Written instruction
Answer with one number: how many lines hold "Vente".

[Entries taken from a collection]
## START

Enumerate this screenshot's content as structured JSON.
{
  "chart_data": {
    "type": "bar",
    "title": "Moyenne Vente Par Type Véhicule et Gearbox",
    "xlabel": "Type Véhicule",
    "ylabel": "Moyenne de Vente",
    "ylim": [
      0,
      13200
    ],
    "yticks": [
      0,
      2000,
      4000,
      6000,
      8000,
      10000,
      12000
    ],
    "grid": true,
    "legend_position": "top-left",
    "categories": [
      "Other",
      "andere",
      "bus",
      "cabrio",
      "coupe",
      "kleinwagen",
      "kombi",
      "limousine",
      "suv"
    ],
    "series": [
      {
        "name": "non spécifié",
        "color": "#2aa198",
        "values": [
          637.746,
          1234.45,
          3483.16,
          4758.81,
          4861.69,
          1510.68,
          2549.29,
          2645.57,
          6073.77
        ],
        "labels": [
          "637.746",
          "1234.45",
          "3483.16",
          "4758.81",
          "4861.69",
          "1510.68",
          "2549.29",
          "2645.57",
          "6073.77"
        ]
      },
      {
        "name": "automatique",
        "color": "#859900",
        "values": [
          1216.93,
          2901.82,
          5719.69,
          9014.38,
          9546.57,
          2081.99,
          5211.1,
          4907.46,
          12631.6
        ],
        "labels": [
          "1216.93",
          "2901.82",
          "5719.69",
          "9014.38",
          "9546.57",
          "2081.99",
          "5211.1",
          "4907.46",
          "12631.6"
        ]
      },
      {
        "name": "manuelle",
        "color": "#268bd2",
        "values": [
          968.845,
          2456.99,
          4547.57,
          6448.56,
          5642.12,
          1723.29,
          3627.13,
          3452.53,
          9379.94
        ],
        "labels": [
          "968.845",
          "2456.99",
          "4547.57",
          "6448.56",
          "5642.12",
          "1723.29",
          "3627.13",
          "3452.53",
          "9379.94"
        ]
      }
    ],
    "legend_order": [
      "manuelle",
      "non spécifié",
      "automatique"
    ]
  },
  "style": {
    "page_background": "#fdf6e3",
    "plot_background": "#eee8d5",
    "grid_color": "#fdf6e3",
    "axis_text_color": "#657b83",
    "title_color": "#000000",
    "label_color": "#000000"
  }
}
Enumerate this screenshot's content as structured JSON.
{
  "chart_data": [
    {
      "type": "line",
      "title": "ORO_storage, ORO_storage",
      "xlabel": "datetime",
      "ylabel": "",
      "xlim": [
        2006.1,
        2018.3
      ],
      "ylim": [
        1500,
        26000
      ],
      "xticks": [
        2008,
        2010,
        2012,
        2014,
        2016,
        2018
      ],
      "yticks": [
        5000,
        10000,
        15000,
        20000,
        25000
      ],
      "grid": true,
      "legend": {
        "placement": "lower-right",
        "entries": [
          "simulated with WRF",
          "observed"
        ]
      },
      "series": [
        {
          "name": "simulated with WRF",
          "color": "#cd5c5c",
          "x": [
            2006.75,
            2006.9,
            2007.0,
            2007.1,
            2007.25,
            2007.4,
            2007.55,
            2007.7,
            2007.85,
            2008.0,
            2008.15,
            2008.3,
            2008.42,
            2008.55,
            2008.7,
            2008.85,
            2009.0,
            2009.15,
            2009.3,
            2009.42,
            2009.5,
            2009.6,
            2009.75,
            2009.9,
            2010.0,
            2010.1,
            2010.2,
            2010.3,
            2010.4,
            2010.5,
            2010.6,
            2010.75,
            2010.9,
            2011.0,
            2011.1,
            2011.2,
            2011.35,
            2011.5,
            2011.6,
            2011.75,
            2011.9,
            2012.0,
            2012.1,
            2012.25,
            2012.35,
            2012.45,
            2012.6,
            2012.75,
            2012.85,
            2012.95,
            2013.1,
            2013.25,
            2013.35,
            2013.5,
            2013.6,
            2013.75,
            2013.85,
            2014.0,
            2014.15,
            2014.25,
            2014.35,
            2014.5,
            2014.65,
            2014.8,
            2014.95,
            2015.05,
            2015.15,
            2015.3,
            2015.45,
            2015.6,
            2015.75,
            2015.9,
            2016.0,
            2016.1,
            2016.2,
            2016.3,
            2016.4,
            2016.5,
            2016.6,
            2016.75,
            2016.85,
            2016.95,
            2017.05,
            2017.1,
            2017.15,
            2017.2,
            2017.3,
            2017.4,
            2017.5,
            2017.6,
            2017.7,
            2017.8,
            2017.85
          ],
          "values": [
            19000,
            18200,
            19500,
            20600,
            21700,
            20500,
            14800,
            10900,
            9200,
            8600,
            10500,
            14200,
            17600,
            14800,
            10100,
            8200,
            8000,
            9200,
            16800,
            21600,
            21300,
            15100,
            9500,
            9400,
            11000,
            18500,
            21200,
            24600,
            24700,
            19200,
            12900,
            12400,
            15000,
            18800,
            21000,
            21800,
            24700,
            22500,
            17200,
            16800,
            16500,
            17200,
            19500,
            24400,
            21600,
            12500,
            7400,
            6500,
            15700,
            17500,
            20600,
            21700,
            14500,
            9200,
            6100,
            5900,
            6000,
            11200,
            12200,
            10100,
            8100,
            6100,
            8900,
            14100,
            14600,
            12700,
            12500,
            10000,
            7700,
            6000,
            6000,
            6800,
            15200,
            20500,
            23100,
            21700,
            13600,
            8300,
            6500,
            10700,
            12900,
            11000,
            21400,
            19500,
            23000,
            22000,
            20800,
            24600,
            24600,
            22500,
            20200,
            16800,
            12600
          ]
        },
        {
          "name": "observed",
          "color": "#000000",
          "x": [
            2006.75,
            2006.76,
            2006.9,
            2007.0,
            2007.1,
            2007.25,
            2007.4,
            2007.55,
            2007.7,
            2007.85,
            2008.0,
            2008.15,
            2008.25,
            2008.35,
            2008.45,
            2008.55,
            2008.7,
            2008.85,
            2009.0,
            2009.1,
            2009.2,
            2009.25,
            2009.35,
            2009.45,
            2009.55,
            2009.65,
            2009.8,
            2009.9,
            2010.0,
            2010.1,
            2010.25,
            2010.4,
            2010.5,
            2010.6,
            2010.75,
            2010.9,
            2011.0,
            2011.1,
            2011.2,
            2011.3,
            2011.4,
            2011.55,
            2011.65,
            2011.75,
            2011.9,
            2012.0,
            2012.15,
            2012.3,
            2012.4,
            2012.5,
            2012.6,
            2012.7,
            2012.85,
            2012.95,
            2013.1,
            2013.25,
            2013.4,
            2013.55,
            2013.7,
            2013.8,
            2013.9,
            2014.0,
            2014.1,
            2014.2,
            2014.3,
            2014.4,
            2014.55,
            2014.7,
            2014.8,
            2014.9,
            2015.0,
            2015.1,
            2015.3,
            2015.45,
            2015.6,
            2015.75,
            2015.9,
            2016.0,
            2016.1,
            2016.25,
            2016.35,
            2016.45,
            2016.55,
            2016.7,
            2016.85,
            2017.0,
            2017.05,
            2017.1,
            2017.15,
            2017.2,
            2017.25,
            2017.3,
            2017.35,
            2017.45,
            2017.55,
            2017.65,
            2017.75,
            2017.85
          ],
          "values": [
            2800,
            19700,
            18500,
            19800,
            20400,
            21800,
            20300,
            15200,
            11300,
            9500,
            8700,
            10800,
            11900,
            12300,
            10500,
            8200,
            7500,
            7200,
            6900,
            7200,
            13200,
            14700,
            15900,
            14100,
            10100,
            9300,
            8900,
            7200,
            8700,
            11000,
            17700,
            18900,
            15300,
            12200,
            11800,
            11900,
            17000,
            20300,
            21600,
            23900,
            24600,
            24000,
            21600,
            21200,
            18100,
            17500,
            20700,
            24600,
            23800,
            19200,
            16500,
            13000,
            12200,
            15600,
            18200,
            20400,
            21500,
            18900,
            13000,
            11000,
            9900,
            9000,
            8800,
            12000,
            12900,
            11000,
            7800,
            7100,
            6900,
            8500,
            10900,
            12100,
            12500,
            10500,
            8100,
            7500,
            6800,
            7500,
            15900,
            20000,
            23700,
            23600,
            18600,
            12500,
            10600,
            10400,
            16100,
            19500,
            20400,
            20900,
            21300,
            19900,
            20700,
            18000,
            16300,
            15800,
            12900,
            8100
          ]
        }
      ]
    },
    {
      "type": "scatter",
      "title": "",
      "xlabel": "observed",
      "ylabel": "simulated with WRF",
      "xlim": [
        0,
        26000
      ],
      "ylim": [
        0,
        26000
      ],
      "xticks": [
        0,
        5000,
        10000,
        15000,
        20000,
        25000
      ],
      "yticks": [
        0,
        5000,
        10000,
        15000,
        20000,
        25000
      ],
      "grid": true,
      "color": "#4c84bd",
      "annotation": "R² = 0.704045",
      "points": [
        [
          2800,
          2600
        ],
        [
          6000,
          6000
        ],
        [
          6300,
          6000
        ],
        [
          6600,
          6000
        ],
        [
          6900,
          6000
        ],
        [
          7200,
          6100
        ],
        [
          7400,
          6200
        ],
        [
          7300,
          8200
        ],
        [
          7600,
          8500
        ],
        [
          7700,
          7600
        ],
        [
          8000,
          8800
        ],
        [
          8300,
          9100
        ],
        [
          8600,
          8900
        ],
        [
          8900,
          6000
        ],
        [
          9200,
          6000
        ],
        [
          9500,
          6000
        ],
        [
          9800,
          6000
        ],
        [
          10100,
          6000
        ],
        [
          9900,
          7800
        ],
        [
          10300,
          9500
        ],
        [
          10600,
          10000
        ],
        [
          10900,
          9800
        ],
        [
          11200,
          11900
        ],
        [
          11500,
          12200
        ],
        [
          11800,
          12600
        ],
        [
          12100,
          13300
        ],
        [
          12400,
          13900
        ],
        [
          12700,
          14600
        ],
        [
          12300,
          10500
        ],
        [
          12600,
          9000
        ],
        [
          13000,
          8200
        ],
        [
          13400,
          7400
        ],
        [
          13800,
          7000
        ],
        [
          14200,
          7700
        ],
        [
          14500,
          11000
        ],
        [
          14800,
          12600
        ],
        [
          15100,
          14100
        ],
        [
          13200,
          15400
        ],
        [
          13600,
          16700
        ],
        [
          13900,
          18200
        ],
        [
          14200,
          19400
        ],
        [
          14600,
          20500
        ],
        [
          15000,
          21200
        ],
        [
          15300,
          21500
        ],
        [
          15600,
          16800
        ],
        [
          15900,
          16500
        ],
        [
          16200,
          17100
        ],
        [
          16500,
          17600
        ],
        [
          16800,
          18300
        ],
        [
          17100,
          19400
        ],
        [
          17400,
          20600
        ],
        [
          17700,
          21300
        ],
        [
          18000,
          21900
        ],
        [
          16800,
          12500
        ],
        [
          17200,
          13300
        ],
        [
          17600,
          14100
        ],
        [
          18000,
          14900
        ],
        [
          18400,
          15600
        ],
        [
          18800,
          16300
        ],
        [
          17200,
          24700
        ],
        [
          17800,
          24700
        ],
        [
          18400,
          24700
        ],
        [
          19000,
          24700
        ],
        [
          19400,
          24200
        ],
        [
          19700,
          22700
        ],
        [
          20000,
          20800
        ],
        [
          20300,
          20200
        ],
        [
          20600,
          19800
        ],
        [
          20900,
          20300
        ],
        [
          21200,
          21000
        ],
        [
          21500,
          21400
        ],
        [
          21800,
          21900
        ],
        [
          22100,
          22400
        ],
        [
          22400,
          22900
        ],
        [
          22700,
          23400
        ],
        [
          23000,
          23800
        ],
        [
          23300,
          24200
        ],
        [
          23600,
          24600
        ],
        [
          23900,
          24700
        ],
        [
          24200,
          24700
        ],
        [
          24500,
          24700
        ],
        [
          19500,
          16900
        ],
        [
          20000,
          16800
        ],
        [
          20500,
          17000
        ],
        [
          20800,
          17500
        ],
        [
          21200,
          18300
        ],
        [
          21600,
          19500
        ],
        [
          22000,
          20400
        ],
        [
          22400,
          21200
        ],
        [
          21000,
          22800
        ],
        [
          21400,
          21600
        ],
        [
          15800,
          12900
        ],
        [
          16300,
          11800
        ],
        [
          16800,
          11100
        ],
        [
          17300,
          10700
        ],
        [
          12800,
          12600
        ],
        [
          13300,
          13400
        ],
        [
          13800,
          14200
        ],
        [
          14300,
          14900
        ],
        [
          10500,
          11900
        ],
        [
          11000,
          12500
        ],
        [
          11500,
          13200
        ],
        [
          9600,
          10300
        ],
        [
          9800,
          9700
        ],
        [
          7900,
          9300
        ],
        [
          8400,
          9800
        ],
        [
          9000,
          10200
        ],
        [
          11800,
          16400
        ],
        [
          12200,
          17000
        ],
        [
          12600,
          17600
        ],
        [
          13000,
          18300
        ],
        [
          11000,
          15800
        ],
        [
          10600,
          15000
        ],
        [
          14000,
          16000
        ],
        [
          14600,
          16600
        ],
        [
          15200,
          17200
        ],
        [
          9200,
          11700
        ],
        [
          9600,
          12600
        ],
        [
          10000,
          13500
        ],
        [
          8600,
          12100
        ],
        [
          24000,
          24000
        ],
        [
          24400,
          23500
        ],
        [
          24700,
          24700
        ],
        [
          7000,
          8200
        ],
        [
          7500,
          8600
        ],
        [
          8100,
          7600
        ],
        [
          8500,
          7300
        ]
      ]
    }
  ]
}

## END

Answer for this exercise
2